### Task input

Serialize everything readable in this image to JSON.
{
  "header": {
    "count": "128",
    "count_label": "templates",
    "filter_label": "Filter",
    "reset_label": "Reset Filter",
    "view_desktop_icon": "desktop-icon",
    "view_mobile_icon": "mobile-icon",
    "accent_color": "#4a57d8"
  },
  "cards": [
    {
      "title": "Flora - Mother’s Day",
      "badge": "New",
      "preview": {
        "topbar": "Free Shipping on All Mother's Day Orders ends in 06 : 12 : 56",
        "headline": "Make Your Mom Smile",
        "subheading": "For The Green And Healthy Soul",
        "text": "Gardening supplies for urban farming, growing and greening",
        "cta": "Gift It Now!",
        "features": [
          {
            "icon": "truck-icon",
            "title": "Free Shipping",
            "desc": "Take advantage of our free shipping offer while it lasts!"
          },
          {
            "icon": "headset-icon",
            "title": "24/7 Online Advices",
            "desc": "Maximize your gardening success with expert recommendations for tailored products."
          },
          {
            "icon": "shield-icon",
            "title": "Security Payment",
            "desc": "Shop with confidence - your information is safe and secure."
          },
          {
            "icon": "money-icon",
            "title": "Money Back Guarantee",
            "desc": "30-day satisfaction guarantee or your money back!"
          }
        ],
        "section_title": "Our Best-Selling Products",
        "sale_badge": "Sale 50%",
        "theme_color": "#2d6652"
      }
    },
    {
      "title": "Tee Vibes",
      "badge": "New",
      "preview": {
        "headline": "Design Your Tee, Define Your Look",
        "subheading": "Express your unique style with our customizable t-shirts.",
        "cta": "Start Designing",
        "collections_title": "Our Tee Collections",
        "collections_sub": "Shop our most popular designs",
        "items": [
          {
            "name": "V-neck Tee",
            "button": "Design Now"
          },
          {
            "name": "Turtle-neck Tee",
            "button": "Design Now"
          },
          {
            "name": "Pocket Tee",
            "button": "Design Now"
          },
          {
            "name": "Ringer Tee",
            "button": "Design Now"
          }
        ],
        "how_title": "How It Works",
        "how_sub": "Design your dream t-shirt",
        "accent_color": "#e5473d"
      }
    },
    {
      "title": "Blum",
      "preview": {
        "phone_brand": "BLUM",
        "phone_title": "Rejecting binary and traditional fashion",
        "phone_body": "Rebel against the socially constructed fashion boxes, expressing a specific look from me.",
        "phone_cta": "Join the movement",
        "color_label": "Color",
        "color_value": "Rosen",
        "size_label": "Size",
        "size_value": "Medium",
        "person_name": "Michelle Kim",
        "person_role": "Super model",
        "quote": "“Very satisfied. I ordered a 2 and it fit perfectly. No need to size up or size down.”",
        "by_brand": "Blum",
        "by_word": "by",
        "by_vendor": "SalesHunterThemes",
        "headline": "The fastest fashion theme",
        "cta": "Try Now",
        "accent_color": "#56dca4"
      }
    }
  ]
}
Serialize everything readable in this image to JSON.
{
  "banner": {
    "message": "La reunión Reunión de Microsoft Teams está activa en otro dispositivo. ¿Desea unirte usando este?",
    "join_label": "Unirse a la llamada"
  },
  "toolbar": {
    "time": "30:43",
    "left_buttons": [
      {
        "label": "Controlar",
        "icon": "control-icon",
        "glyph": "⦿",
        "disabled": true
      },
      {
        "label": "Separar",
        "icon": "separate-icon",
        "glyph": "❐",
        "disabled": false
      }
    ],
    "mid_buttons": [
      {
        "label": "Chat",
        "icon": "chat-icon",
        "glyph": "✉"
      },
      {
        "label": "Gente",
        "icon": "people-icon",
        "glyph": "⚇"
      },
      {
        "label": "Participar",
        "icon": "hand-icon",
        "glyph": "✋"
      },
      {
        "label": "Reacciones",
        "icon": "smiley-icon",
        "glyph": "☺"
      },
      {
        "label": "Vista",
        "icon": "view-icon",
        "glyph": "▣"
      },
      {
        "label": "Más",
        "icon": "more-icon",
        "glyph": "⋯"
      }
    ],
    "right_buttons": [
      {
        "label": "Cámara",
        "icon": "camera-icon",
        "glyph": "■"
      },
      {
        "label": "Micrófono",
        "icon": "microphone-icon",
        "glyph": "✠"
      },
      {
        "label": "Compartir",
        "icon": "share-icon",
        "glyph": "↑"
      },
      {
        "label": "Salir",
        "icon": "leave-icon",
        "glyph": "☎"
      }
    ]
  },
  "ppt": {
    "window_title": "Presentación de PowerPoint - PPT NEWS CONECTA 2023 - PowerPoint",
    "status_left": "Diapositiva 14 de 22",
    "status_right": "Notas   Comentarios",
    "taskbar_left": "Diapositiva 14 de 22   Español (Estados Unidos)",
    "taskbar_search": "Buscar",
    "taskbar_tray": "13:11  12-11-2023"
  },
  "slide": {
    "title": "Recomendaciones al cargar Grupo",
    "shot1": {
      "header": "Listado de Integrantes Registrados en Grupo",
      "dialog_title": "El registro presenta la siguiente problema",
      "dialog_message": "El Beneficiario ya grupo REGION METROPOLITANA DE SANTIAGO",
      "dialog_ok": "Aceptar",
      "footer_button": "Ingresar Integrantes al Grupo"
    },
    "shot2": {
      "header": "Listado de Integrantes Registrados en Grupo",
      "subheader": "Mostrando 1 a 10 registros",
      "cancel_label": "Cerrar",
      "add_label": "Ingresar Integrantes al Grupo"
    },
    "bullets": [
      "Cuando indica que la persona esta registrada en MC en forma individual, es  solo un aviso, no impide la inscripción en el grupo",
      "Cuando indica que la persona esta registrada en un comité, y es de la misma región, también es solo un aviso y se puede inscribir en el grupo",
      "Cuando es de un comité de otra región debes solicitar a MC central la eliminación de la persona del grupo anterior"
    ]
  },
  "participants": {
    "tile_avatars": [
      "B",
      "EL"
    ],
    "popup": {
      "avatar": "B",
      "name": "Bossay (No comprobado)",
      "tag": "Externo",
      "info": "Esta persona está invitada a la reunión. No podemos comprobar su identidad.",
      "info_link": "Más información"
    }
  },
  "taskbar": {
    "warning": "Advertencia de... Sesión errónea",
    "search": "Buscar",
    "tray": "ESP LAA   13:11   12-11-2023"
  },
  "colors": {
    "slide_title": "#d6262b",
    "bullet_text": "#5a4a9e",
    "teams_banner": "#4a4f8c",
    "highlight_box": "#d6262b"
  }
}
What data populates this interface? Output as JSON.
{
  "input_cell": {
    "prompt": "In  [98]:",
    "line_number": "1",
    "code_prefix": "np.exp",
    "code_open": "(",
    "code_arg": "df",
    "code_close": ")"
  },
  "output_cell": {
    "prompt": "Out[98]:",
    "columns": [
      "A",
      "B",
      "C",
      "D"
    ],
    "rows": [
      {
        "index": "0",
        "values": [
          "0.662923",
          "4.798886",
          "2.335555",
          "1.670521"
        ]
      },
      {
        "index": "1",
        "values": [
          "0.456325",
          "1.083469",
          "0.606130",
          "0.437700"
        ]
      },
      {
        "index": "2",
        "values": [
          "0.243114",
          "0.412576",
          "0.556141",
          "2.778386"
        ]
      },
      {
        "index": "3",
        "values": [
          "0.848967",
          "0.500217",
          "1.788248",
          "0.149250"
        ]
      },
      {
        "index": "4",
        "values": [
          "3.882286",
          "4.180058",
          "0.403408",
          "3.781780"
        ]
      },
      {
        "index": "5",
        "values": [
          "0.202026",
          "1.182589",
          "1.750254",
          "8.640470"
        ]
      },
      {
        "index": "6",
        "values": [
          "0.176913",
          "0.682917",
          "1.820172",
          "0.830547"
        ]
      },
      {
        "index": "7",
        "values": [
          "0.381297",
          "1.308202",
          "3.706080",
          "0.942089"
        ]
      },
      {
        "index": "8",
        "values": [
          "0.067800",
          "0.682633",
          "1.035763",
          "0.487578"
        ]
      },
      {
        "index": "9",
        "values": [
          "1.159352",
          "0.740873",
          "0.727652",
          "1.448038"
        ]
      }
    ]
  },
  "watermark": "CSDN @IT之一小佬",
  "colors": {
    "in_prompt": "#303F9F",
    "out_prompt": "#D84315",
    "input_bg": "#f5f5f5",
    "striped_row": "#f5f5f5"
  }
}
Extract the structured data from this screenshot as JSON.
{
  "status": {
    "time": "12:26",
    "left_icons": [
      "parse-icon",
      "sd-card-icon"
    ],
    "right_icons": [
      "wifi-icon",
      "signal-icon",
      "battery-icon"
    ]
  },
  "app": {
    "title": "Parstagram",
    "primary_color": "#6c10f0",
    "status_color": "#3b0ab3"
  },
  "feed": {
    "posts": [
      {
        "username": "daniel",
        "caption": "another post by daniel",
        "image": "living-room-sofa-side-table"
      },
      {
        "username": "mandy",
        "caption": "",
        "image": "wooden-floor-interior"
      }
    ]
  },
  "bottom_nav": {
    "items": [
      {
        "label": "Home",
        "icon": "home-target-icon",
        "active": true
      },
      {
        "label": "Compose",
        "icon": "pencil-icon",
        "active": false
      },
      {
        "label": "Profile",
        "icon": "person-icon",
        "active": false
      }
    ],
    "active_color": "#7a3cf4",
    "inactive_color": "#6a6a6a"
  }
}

######

What is being asked: Select and copy every line from the records that includes the word "caption".

Expected output:
        "caption": "another post by daniel",
        "caption": "",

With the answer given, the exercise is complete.